_What is expected_
Copy every entry word for word. Skip the pictures.

(Records from a dataset)
--*--

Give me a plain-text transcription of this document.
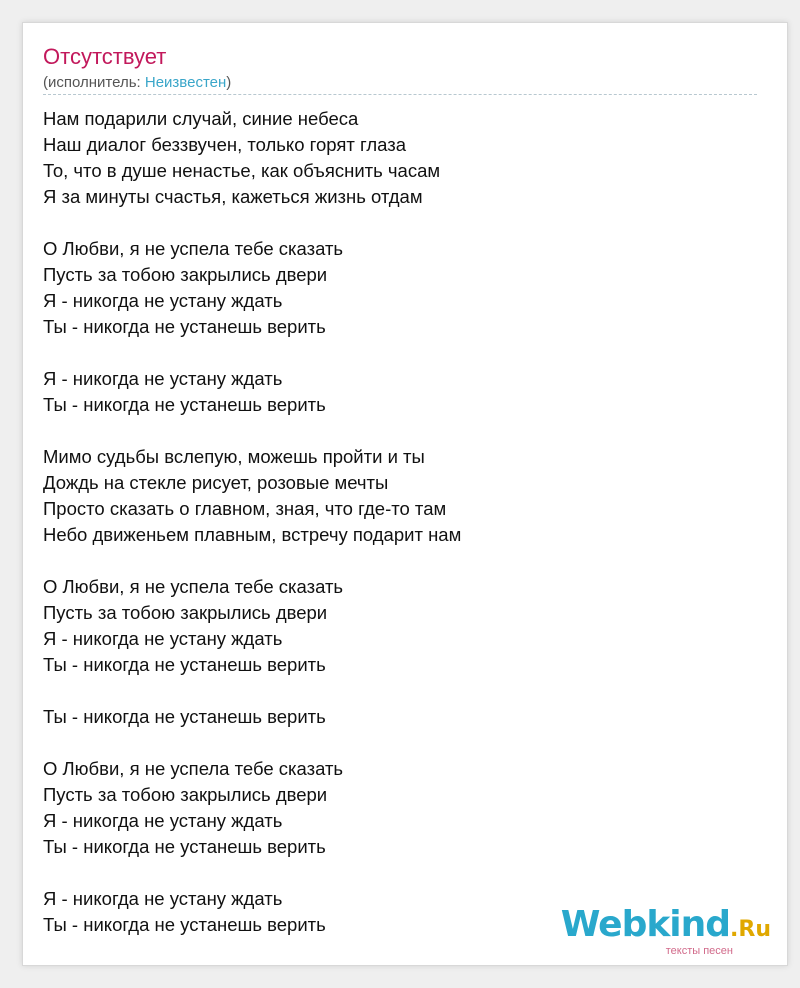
Отсутствует
(исполнитель: Неизвестен)
Нам подарили случай, синие небеса
Наш диалог беззвучен, только горят глаза
То, что в душе ненастье, как объяснить часам
Я за минуты счастья, кажеться жизнь отдам
О Любви, я не успела тебе сказать
Пусть за тобою закрылись двери
Я - никогда не устану ждать
Ты - никогда не устанешь верить
Я - никогда не устану ждать
Ты - никогда не устанешь верить
Мимо судьбы вслепую, можешь пройти и ты
Дождь на стекле рисует, розовые мечты
Просто сказать о главном, зная, что где-то там
Небо движеньем плавным, встречу подарит нам
О Любви, я не успела тебе сказать
Пусть за тобою закрылись двери
Я - никогда не устану ждать
Ты - никогда не устанешь верить
Ты - никогда не устанешь верить
О Любви, я не успела тебе сказать
Пусть за тобою закрылись двери
Я - никогда не устану ждать
Ты - никогда не устанешь верить
Я - никогда не устану ждать
Ты - никогда не устанешь верить	Webkind.Ru
тексты песен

--*--

_Task result_
Give me a plain-text transcription of this document.
Отсутствует
(исполнитель: Неизвестен)
Нам подарили случай, синие небеса
Наш диалог беззвучен, только горят глаза
То, что в душе ненастье, как объяснить часам
Я за минуты счастья, кажеться жизнь отдам
О Любви, я не успела тебе сказать
Пусть за тобою закрылись двери
Я - никогда не устану ждать
Ты - никогда не устанешь верить
Я - никогда не устану ждать
Ты - никогда не устанешь верить
Мимо судьбы вслепую, можешь пройти и ты
Дождь на стекле рисует, розовые мечты
Просто сказать о главном, зная, что где-то там
Небо движеньем плавным, встречу подарит нам
О Любви, я не успела тебе сказать
Пусть за тобою закрылись двери
Я - никогда не устану ждать
Ты - никогда не устанешь верить
Ты - никогда не устанешь верить
О Любви, я не успела тебе сказать
Пусть за тобою закрылись двери
Я - никогда не устану ждать
Ты - никогда не устанешь верить
Я - никогда не устану ждать
Ты - никогда не устанешь верить	Webkind.Ru
тексты песен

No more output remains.